***** Given information
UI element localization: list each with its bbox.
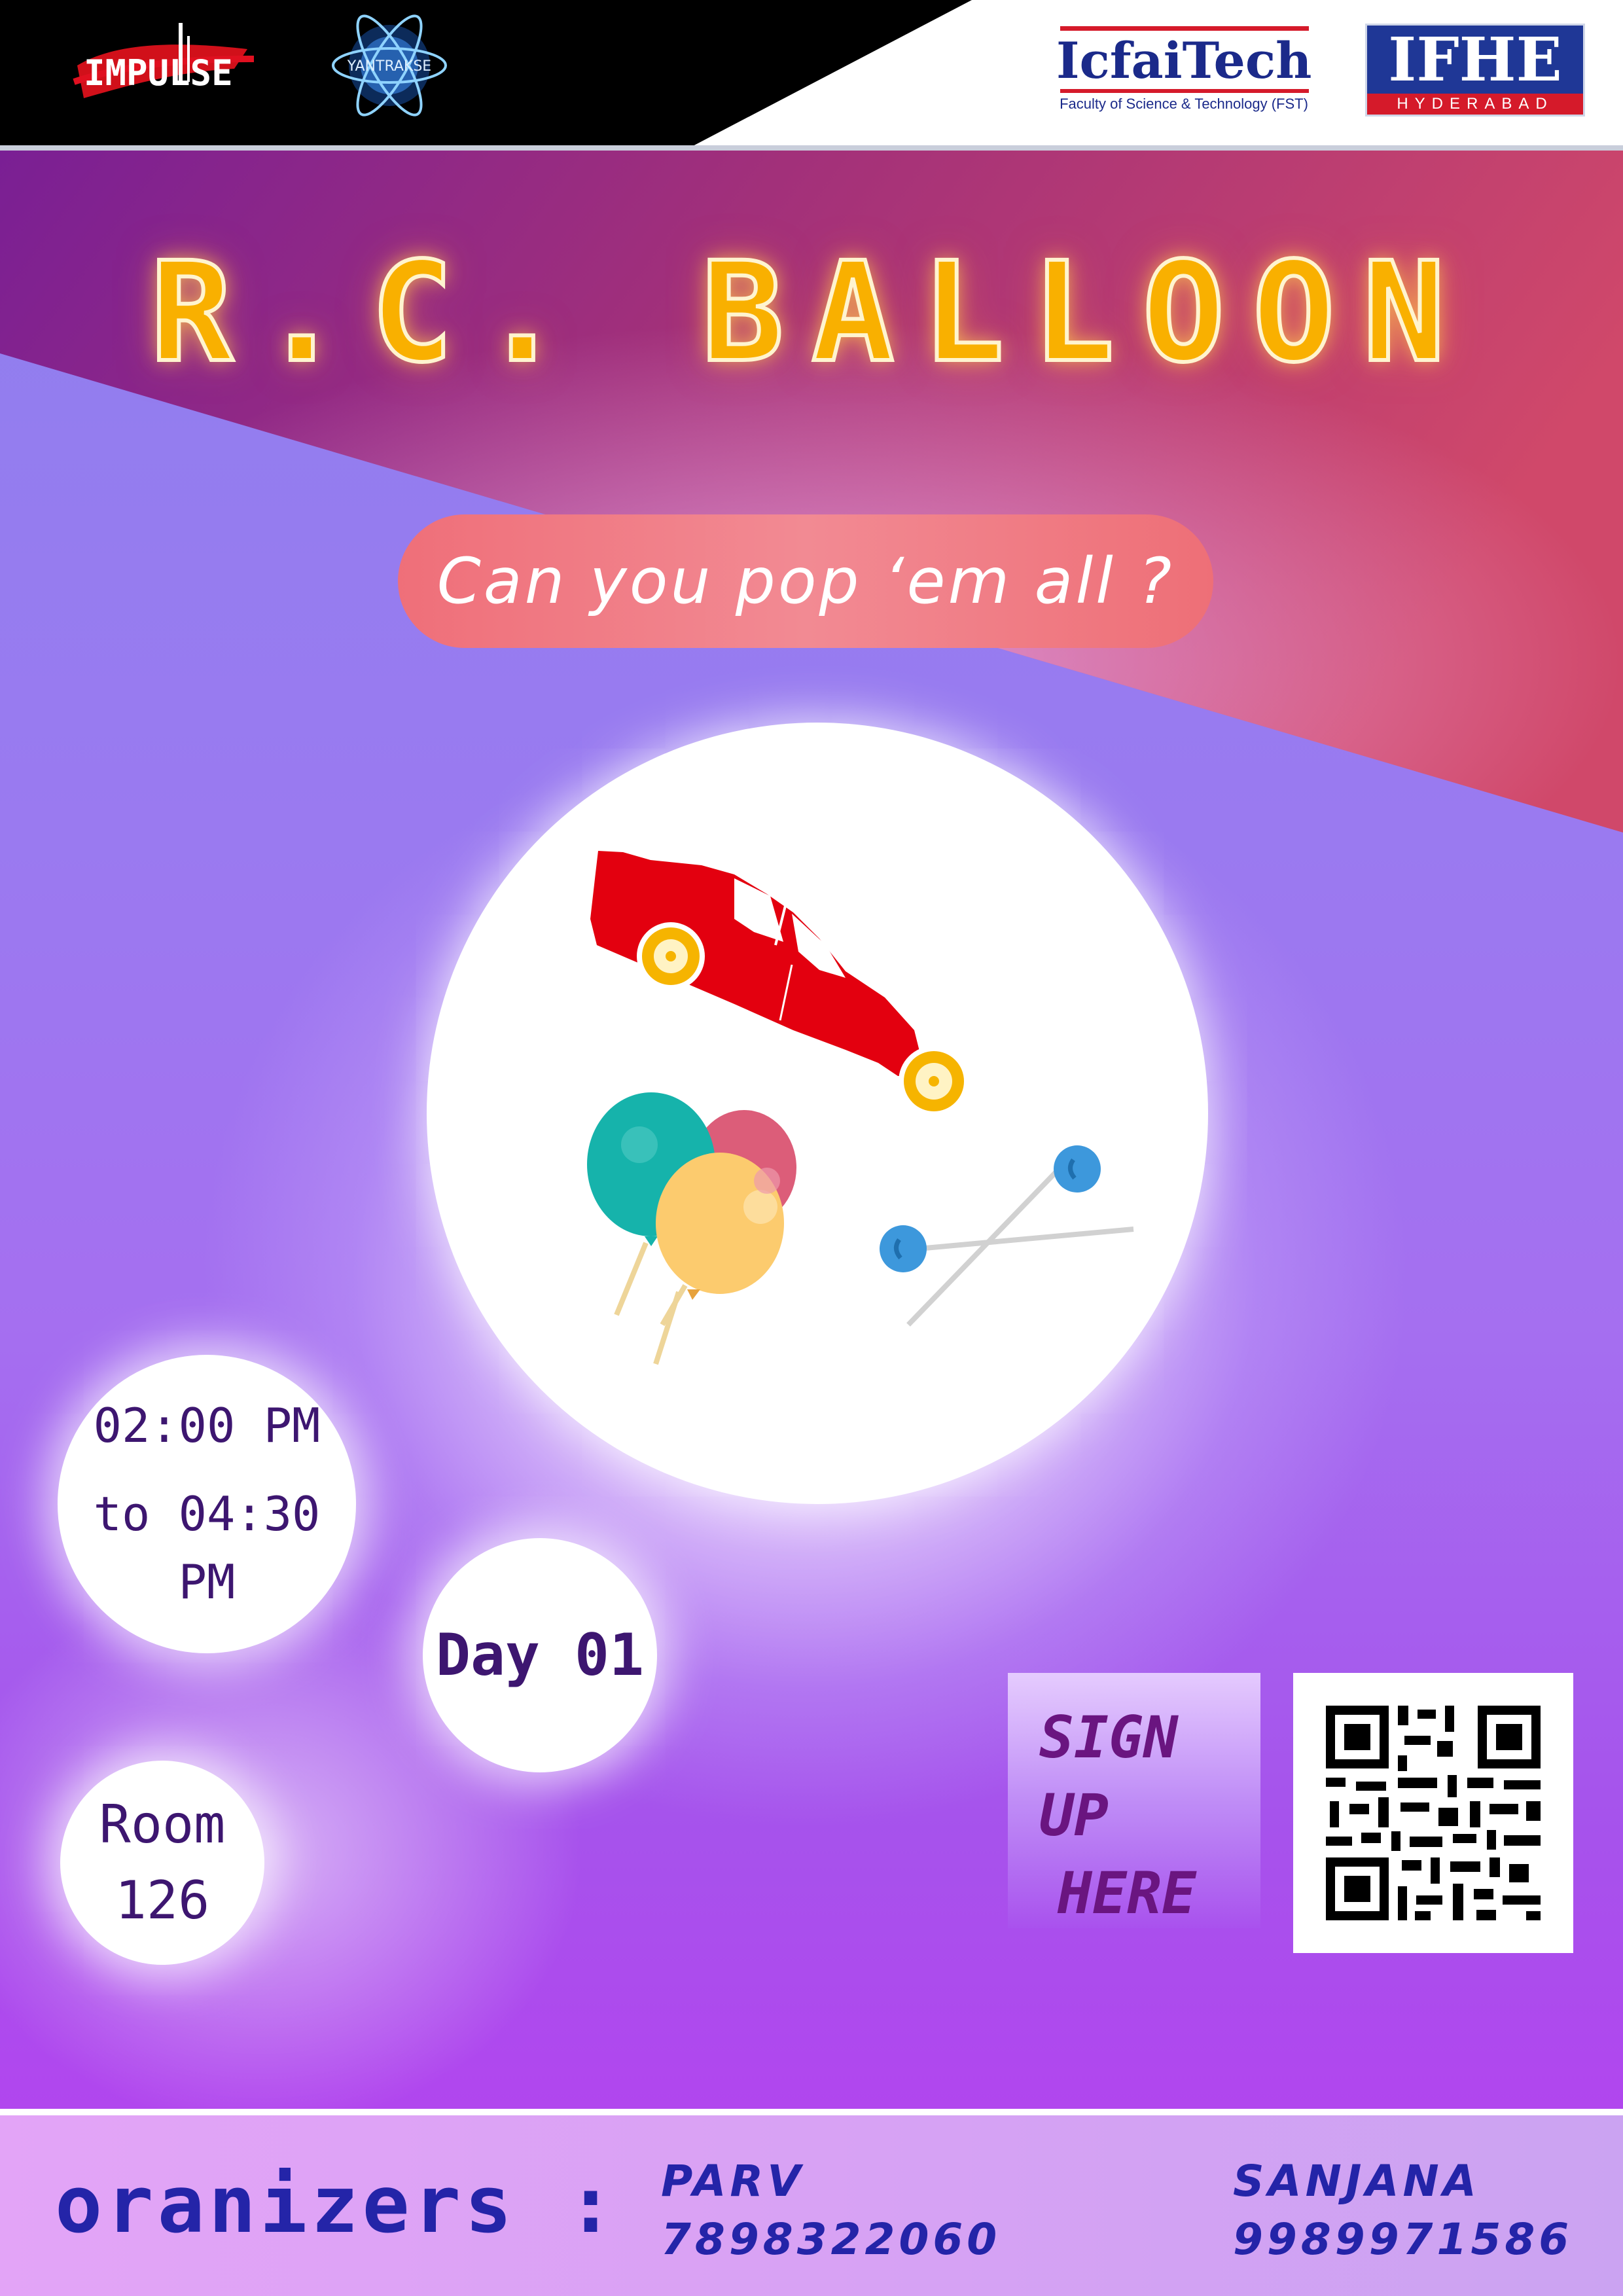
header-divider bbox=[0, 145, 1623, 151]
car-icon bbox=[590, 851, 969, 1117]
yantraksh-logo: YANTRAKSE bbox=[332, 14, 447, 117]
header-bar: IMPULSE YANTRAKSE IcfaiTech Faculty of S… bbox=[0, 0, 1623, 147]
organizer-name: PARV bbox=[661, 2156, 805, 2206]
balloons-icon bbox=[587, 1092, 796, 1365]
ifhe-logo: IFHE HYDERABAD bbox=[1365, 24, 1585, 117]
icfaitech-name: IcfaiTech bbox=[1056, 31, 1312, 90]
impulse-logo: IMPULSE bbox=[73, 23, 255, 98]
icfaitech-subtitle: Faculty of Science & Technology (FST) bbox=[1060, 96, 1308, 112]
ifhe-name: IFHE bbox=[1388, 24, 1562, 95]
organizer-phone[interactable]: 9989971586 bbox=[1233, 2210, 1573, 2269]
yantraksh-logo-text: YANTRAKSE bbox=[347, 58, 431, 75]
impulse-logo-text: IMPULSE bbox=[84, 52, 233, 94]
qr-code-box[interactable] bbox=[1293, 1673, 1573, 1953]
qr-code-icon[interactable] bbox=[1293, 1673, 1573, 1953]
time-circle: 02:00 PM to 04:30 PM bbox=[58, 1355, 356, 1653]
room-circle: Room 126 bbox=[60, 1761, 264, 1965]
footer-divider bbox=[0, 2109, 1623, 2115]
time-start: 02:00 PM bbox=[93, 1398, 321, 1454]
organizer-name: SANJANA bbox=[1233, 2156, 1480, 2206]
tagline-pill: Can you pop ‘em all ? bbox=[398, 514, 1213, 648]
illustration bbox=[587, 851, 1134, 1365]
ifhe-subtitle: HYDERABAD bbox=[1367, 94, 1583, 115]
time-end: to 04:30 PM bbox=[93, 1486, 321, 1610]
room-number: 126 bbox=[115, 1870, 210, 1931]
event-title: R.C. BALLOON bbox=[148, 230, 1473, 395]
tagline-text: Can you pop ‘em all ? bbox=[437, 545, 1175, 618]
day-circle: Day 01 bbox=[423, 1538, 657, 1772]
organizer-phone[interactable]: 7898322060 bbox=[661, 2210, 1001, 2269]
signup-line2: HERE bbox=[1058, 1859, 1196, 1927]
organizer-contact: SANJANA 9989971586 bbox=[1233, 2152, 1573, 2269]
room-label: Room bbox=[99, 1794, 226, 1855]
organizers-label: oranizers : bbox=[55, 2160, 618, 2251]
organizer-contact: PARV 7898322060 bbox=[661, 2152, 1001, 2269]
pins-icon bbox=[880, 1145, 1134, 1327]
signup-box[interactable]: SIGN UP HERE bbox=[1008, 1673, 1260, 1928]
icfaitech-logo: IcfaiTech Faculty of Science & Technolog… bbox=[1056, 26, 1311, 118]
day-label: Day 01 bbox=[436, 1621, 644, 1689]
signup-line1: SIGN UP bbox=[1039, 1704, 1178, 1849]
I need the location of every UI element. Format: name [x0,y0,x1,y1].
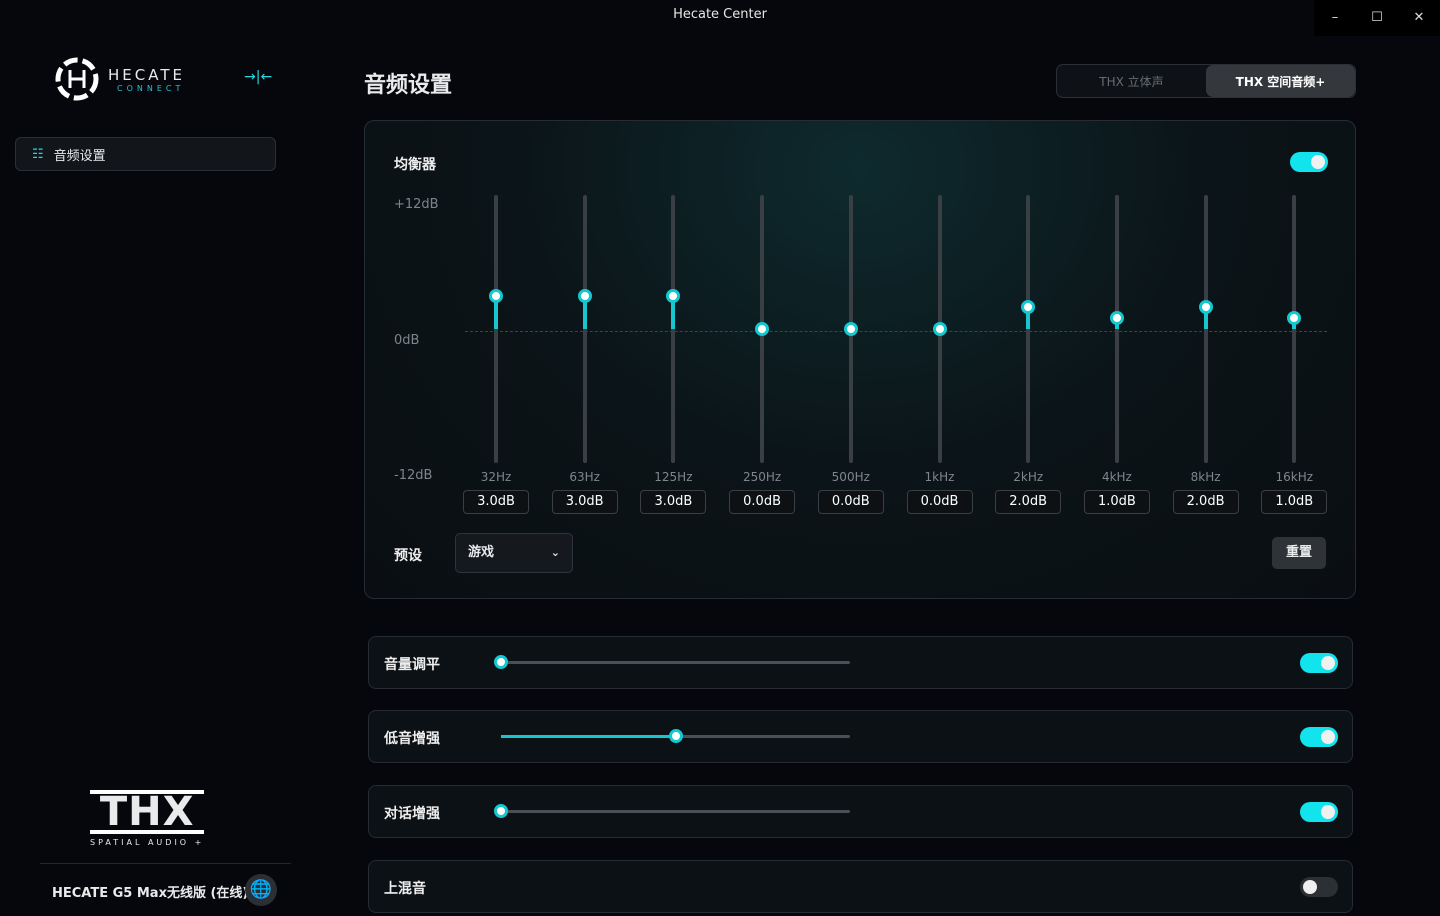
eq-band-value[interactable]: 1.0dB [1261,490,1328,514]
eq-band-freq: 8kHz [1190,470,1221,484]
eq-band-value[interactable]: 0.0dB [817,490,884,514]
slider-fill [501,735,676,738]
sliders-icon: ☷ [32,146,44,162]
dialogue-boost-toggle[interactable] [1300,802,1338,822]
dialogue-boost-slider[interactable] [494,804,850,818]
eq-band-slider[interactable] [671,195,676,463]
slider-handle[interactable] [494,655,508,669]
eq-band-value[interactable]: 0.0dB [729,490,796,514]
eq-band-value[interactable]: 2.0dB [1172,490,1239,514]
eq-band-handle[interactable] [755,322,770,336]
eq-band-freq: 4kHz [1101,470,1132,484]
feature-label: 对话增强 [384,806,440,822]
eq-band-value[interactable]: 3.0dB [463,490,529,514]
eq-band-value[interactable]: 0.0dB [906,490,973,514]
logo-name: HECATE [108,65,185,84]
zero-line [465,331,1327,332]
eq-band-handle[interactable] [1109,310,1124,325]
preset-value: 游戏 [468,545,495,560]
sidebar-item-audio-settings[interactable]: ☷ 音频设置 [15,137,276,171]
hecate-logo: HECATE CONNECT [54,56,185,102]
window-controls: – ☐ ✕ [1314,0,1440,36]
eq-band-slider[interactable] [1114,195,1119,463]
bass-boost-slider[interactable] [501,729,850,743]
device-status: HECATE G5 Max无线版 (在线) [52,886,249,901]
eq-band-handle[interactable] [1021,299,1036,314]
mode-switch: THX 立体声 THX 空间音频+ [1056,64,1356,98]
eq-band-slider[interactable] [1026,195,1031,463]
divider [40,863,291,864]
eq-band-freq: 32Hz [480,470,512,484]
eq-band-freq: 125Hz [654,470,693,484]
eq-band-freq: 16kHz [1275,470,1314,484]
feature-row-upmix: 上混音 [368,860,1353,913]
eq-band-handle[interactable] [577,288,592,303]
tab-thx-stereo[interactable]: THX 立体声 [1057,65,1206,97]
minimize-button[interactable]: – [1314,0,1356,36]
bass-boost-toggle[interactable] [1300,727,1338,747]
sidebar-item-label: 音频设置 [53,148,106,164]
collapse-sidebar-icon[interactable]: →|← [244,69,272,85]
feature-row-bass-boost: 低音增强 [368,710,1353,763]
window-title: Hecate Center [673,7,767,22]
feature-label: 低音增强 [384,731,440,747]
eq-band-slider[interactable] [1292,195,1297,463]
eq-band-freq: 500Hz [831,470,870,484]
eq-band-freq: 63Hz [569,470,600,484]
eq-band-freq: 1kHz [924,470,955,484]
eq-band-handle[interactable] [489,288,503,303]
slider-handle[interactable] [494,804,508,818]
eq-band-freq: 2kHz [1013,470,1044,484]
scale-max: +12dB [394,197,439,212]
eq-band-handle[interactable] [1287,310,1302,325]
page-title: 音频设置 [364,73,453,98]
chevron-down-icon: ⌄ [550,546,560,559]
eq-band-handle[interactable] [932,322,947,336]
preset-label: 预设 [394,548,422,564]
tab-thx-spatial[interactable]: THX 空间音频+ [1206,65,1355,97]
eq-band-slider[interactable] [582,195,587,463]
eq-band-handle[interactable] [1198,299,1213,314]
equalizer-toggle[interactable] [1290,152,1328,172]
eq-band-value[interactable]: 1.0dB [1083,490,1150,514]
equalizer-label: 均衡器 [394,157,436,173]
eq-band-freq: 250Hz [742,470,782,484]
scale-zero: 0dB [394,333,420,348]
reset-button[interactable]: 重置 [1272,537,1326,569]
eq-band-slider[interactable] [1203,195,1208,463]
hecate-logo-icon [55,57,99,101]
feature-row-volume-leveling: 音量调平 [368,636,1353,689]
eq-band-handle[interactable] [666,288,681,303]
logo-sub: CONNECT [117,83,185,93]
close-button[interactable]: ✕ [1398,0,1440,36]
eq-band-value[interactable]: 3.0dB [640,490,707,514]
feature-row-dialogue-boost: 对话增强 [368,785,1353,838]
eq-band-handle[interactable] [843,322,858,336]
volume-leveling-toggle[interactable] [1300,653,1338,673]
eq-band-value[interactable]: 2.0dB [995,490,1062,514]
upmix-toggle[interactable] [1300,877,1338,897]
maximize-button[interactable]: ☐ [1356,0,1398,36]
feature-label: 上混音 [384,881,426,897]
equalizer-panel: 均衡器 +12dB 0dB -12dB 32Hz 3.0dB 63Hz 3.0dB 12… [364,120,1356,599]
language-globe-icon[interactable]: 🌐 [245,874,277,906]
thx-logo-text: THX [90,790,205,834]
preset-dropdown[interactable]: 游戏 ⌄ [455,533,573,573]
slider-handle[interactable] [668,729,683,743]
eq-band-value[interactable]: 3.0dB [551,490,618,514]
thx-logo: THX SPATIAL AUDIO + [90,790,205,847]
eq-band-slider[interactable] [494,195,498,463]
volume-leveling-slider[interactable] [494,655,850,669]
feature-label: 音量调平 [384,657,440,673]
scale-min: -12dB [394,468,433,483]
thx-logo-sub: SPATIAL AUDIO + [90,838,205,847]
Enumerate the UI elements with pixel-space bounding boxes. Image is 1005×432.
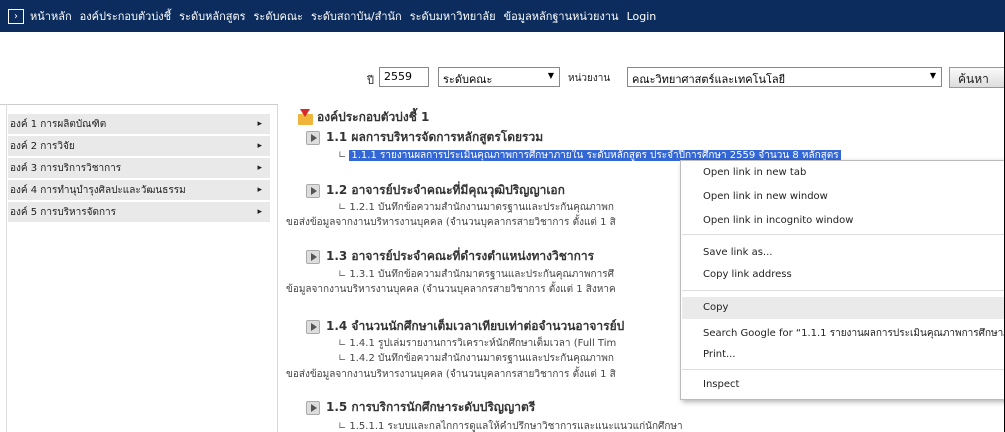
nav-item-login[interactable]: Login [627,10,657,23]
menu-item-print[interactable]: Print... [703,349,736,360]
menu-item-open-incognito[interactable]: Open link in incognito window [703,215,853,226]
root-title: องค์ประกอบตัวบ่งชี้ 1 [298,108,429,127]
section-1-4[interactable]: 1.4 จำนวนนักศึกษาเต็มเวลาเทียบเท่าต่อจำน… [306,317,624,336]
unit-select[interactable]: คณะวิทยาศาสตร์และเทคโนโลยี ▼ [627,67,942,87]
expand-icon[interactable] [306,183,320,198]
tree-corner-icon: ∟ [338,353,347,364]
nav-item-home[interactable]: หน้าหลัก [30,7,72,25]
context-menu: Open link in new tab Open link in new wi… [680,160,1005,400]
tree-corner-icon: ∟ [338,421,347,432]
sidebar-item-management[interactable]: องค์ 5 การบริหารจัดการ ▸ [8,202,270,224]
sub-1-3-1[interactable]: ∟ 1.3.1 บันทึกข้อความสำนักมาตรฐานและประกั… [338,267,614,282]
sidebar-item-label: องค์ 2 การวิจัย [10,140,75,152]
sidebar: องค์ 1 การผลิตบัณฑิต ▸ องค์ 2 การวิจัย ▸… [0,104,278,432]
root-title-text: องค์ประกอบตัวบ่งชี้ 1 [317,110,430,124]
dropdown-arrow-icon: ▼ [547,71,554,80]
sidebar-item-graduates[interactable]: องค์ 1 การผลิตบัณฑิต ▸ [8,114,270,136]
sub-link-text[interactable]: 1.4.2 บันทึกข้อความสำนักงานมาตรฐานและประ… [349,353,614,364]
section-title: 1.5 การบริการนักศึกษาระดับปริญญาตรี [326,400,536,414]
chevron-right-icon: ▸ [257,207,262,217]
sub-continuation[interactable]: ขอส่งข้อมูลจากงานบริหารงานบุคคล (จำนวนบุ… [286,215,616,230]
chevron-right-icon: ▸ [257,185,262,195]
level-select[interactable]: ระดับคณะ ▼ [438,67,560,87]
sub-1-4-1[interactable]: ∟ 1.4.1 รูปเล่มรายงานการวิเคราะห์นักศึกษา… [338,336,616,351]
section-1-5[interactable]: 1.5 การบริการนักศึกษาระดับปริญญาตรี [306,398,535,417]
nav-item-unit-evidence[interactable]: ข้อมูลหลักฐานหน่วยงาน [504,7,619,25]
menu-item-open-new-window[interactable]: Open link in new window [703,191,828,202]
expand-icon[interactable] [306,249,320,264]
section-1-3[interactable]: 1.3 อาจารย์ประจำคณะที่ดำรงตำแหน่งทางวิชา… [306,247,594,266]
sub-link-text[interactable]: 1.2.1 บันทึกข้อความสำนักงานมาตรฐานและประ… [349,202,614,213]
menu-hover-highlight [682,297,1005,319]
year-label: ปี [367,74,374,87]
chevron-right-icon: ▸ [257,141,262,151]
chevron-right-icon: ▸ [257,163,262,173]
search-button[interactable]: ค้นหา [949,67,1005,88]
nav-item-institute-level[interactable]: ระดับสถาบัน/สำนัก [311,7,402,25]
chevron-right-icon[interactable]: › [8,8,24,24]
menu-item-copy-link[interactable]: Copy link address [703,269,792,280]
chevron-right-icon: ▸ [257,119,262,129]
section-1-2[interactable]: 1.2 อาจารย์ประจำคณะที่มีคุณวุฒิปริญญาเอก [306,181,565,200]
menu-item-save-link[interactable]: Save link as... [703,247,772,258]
**********
* _Instructions to follow_
Copy the rows from the line with "header-divider bbox=[0, 145, 1623, 151]" to the line with "organizer-name: PARV bbox=[661, 2156, 805, 2206]", both included, unchanged.

* _Written reply_
header-divider bbox=[0, 145, 1623, 151]
car-icon bbox=[590, 851, 969, 1117]
yantraksh-logo: YANTRAKSE bbox=[332, 14, 447, 117]
header-bar: IMPULSE YANTRAKSE IcfaiTech Faculty of S… bbox=[0, 0, 1623, 147]
organizer-name: PARV bbox=[661, 2156, 805, 2206]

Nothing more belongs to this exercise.